* Start Input for this task *
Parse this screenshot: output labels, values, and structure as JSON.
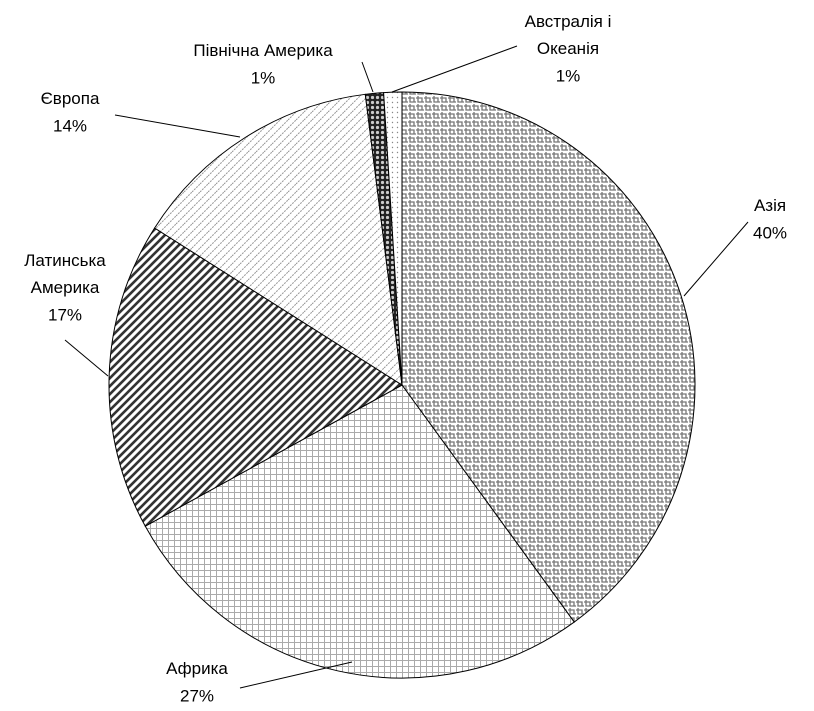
{
  "chart_data": {
    "type": "pie",
    "categories": [
      "Азія",
      "Африка",
      "Латинська Америка",
      "Європа",
      "Північна Америка",
      "Австралія і Океанія"
    ],
    "values": [
      40,
      27,
      17,
      14,
      1,
      1
    ],
    "value_labels": [
      "40%",
      "27%",
      "17%",
      "14%",
      "1%",
      "1%"
    ]
  }
}
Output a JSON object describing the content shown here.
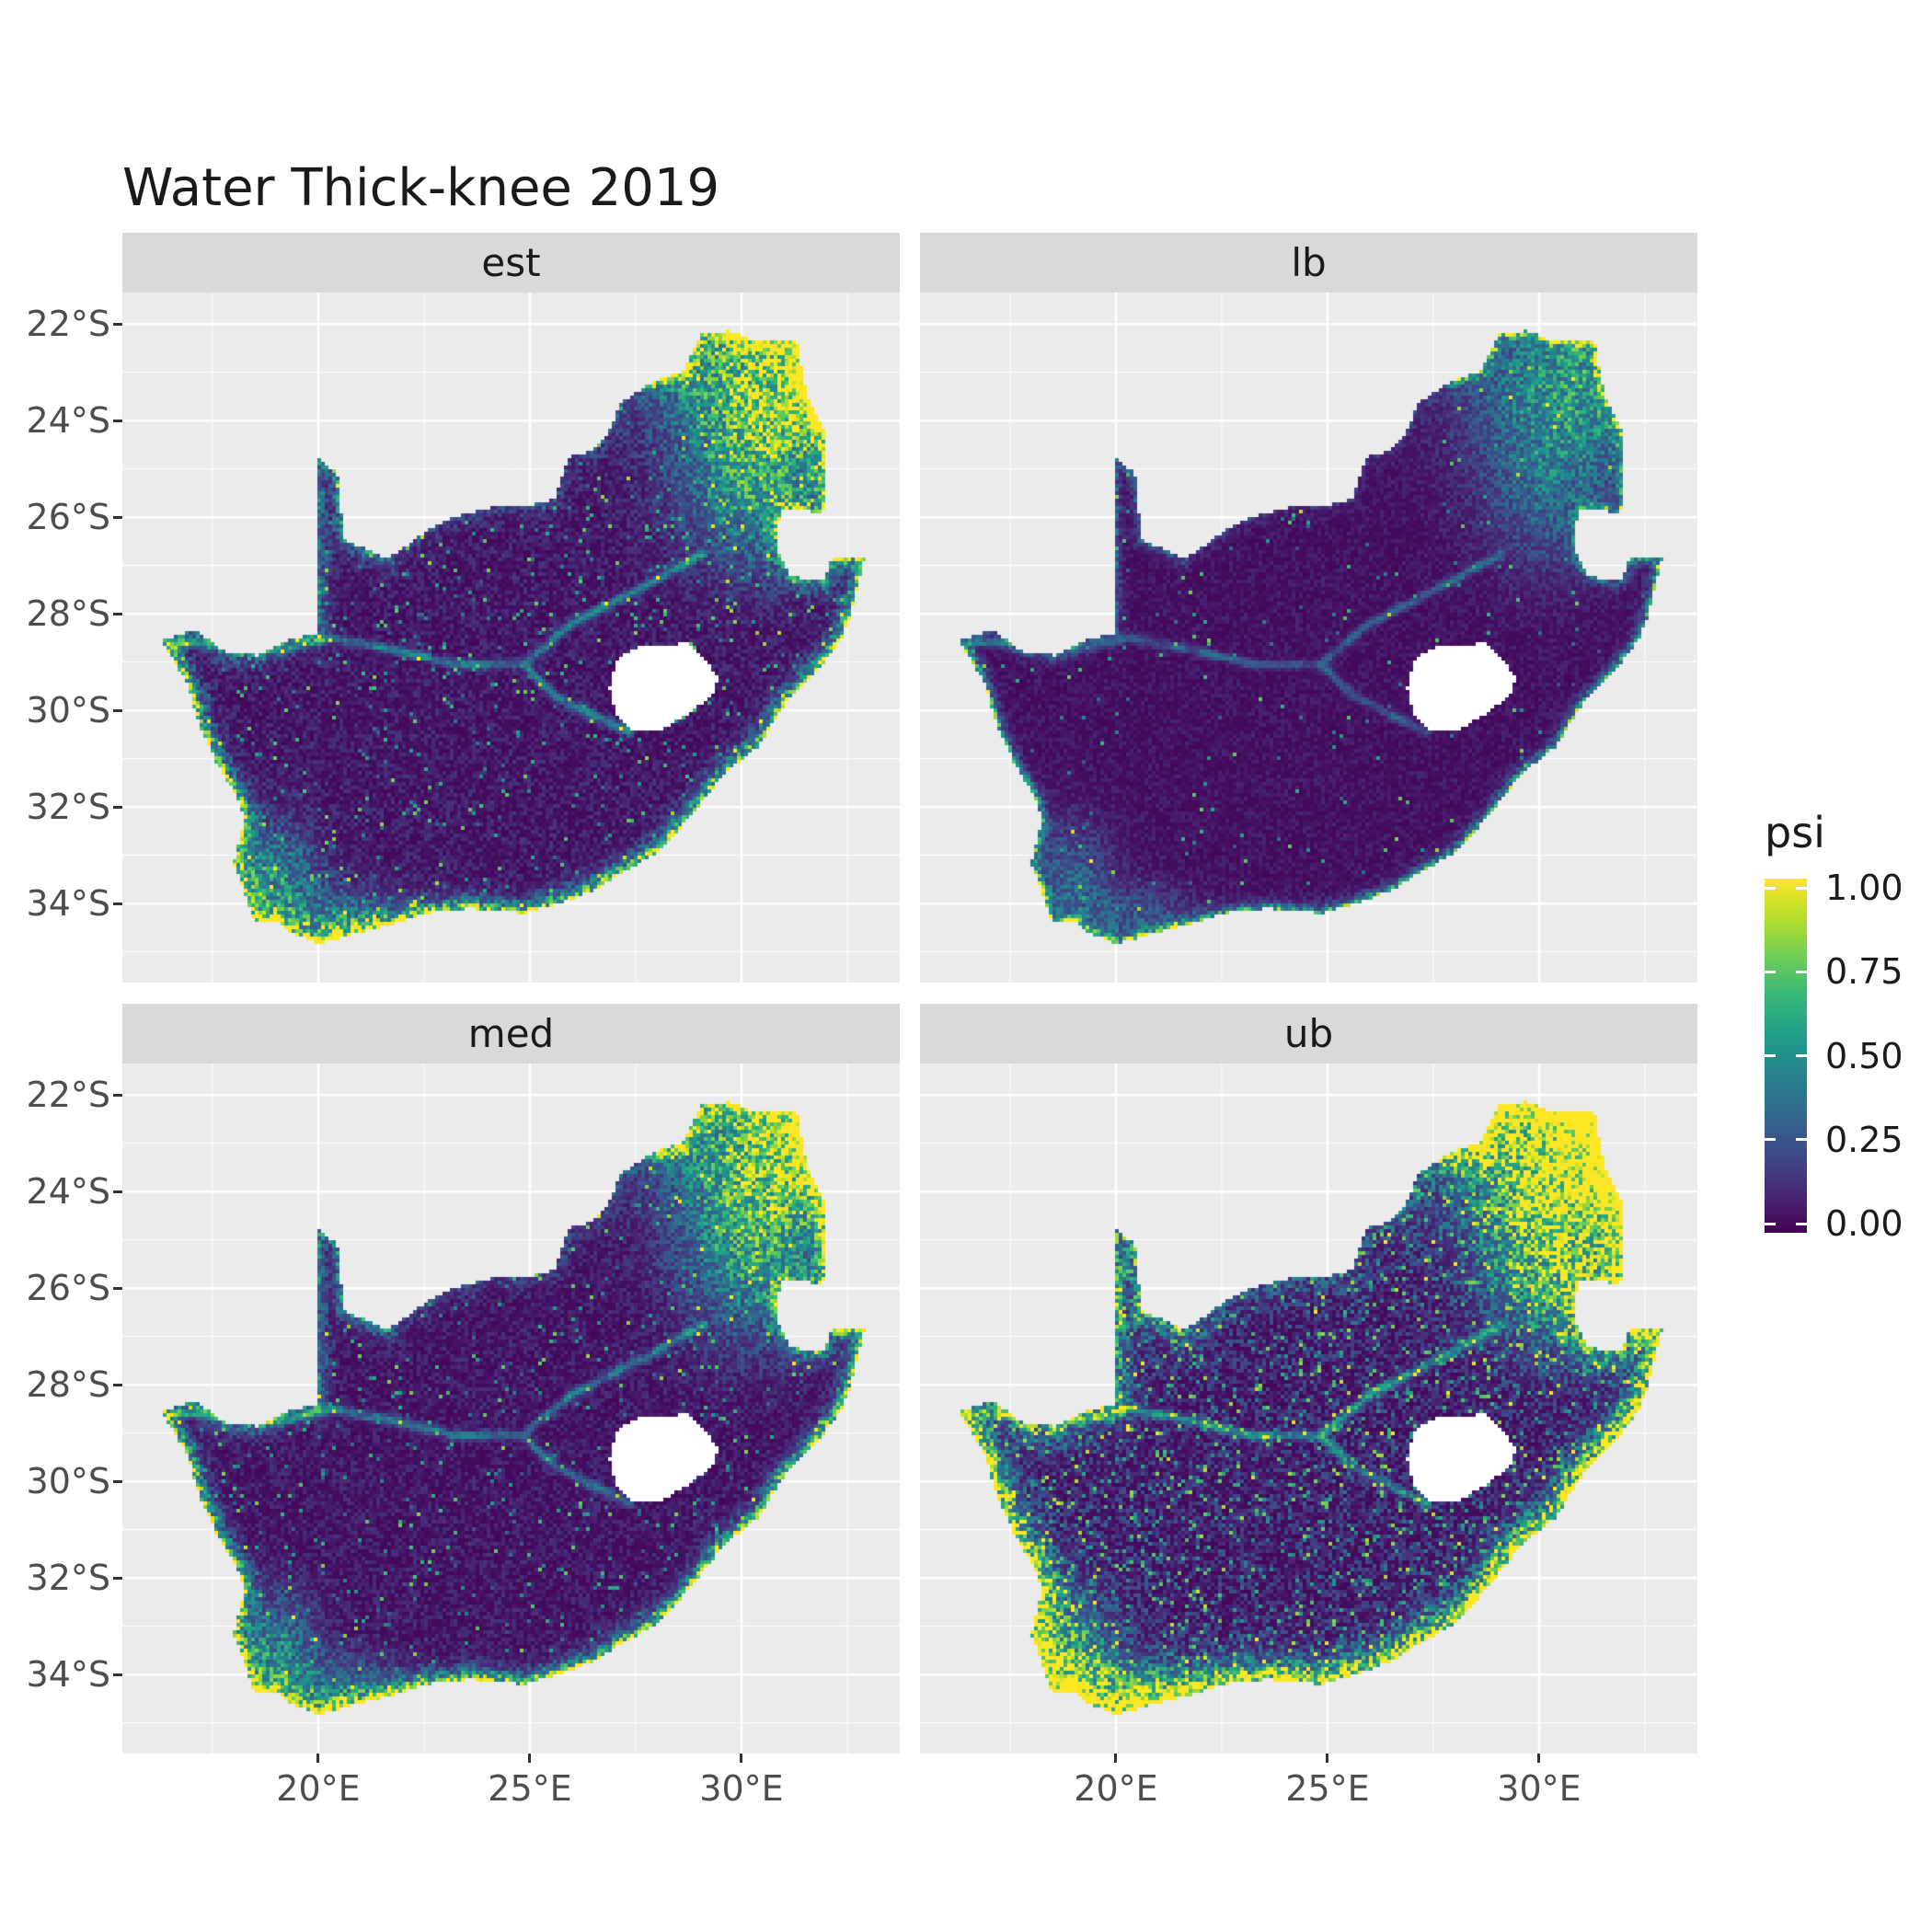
{
  "title": "Water Thick-knee 2019",
  "facets": [
    {
      "label": "est"
    },
    {
      "label": "lb"
    },
    {
      "label": "med"
    },
    {
      "label": "ub"
    }
  ],
  "axes": {
    "y_ticks": [
      "22°S",
      "24°S",
      "26°S",
      "28°S",
      "30°S",
      "32°S",
      "34°S"
    ],
    "x_ticks": [
      "20°E",
      "25°E",
      "30°E"
    ]
  },
  "legend": {
    "title": "psi",
    "ticks": [
      "1.00",
      "0.75",
      "0.50",
      "0.25",
      "0.00"
    ]
  },
  "colors": {
    "viridis_stops": [
      "#440154",
      "#482878",
      "#3e4a89",
      "#31688e",
      "#26828e",
      "#1f9e89",
      "#35b779",
      "#6ece58",
      "#b5de2b",
      "#fde725"
    ],
    "panel_bg": "#EBEBEB",
    "strip_bg": "#D9D9D9",
    "grid": "#FFFFFF",
    "axis_text": "#4D4D4D",
    "na_fill": "#FFFFFF"
  },
  "chart_data": {
    "type": "heatmap",
    "title": "Water Thick-knee 2019",
    "variable": "psi",
    "value_range": [
      0,
      1
    ],
    "colormap": "viridis",
    "region": "South Africa (Lesotho shown as no-data hole)",
    "facets": [
      "est",
      "lb",
      "med",
      "ub"
    ],
    "facet_layout": [
      [
        "est",
        "lb"
      ],
      [
        "med",
        "ub"
      ]
    ],
    "x_axis": {
      "ticks": [
        "20°E",
        "25°E",
        "30°E"
      ],
      "range_deg_east": [
        15.4,
        33.7
      ]
    },
    "y_axis": {
      "ticks": [
        "22°S",
        "24°S",
        "26°S",
        "28°S",
        "30°S",
        "32°S",
        "34°S"
      ],
      "range_deg_south": [
        21.4,
        35.6
      ]
    },
    "legend_breaks": [
      1.0,
      0.75,
      0.5,
      0.25,
      0.0
    ],
    "pattern_summary": {
      "est": "Occupancy estimate: high psi (yellow/green) along all coasts and the northeastern Limpopo/Kruger corner; very low psi (dark purple) across the interior; teal river corridors visible.",
      "lb": "Lower bound: mostly near-zero psi; bright values restricted to southwestern Cape coast, thin coastal fringe and a reduced northeastern patch.",
      "med": "Median: similar pattern to the estimate — bright coastal fringe, yellow northeast, dark interior.",
      "ub": "Upper bound: broad high-psi bands along east, south and west coasts, large yellow northeast region, more green speckle in the interior."
    },
    "geometry": {
      "outline": [
        [
          16.3,
          28.55,
          1
        ],
        [
          17.1,
          28.33,
          1
        ],
        [
          17.75,
          28.77,
          1
        ],
        [
          18.6,
          28.87,
          1
        ],
        [
          19.3,
          28.52,
          1
        ],
        [
          19.98,
          28.42,
          1
        ],
        [
          19.98,
          24.77,
          1
        ],
        [
          20.45,
          25.1,
          1
        ],
        [
          20.61,
          26.47,
          1
        ],
        [
          21.65,
          26.86,
          0
        ],
        [
          22.7,
          26.2,
          0
        ],
        [
          23.26,
          25.99,
          0
        ],
        [
          24.2,
          25.77,
          0
        ],
        [
          25.0,
          25.77,
          0
        ],
        [
          25.6,
          25.61,
          0
        ],
        [
          25.91,
          24.75,
          0
        ],
        [
          26.45,
          24.63,
          0
        ],
        [
          26.85,
          24.25,
          0
        ],
        [
          27.15,
          23.65,
          0
        ],
        [
          27.95,
          23.18,
          2
        ],
        [
          28.6,
          22.99,
          2
        ],
        [
          29.05,
          22.22,
          2
        ],
        [
          29.7,
          22.14,
          2
        ],
        [
          30.3,
          22.34,
          2
        ],
        [
          31.3,
          22.33,
          2
        ],
        [
          31.56,
          23.5,
          2
        ],
        [
          31.99,
          24.3,
          2
        ],
        [
          32.02,
          25.65,
          2
        ],
        [
          31.9,
          25.92,
          1
        ],
        [
          31.0,
          25.8,
          1
        ],
        [
          30.8,
          26.3,
          1
        ],
        [
          30.9,
          26.8,
          1
        ],
        [
          31.15,
          27.2,
          1
        ],
        [
          31.6,
          27.32,
          1
        ],
        [
          31.97,
          27.32,
          1
        ],
        [
          32.13,
          26.85,
          2
        ],
        [
          32.9,
          26.87,
          3
        ],
        [
          32.55,
          28.1,
          3
        ],
        [
          32.4,
          28.45,
          3
        ],
        [
          32.05,
          28.9,
          3
        ],
        [
          31.4,
          29.55,
          3
        ],
        [
          31.0,
          29.9,
          3
        ],
        [
          30.4,
          30.75,
          3
        ],
        [
          29.55,
          31.35,
          3
        ],
        [
          28.8,
          32.2,
          3
        ],
        [
          28.0,
          32.95,
          3
        ],
        [
          27.4,
          33.25,
          3
        ],
        [
          26.45,
          33.75,
          3
        ],
        [
          25.65,
          34.0,
          3
        ],
        [
          24.85,
          34.2,
          3
        ],
        [
          23.6,
          34.1,
          3
        ],
        [
          22.55,
          34.2,
          3
        ],
        [
          21.9,
          34.4,
          3
        ],
        [
          20.55,
          34.7,
          3
        ],
        [
          20.0,
          34.83,
          3
        ],
        [
          19.35,
          34.6,
          3
        ],
        [
          19.0,
          34.35,
          3
        ],
        [
          18.47,
          34.35,
          3
        ],
        [
          18.33,
          33.95,
          3
        ],
        [
          18.0,
          33.15,
          3
        ],
        [
          18.25,
          32.3,
          3
        ],
        [
          18.1,
          31.8,
          3
        ],
        [
          17.6,
          31.1,
          3
        ],
        [
          17.2,
          30.3,
          3
        ],
        [
          16.88,
          29.4,
          3
        ]
      ],
      "lesotho": [
        [
          27.05,
          28.95
        ],
        [
          27.6,
          28.65
        ],
        [
          28.2,
          28.68
        ],
        [
          28.7,
          28.58
        ],
        [
          29.15,
          28.95
        ],
        [
          29.45,
          29.35
        ],
        [
          29.3,
          29.7
        ],
        [
          28.85,
          30.0
        ],
        [
          28.15,
          30.4
        ],
        [
          27.45,
          30.42
        ],
        [
          27.05,
          30.1
        ],
        [
          26.88,
          29.55
        ]
      ],
      "rivers": [
        [
          [
            24.85,
            29.05
          ],
          [
            23.2,
            29.05
          ],
          [
            21.8,
            28.75
          ],
          [
            20.3,
            28.5
          ],
          [
            19.2,
            28.75
          ],
          [
            17.8,
            28.6
          ],
          [
            16.55,
            28.62
          ]
        ],
        [
          [
            29.1,
            26.75
          ],
          [
            28.1,
            27.25
          ],
          [
            27.0,
            27.75
          ],
          [
            26.0,
            28.2
          ],
          [
            25.3,
            28.7
          ],
          [
            24.85,
            29.05
          ]
        ],
        [
          [
            27.35,
            30.45
          ],
          [
            26.5,
            30.1
          ],
          [
            25.6,
            29.7
          ],
          [
            24.85,
            29.05
          ]
        ]
      ],
      "hotspots": [
        [
          30.9,
          23.2,
          2.4,
          1.9,
          1.0
        ],
        [
          30.2,
          25.6,
          1.5,
          1.6,
          0.45
        ],
        [
          18.9,
          33.6,
          1.0,
          1.2,
          0.55
        ],
        [
          20.6,
          34.4,
          1.4,
          0.7,
          0.45
        ]
      ]
    },
    "facet_params": {
      "est": {
        "edge_width": 0.2,
        "edge_gain": 0.95,
        "blob_gain": 0.95,
        "noise": 0.3,
        "speckle": 0.035,
        "river": 0.5,
        "seed": 1
      },
      "lb": {
        "edge_width": 0.12,
        "edge_gain": 0.7,
        "blob_gain": 0.6,
        "noise": 0.18,
        "speckle": 0.012,
        "river": 0.35,
        "seed": 2
      },
      "med": {
        "edge_width": 0.19,
        "edge_gain": 0.95,
        "blob_gain": 0.9,
        "noise": 0.28,
        "speckle": 0.03,
        "river": 0.5,
        "seed": 3
      },
      "ub": {
        "edge_width": 0.34,
        "edge_gain": 1.15,
        "blob_gain": 1.15,
        "noise": 0.5,
        "speckle": 0.1,
        "river": 0.6,
        "seed": 4
      }
    }
  }
}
* End Input for this task *
- [What you have to do] Check each line of the data above for the word "estimate" and say how many lines have it. Give the number alone.

- [The completed task] 2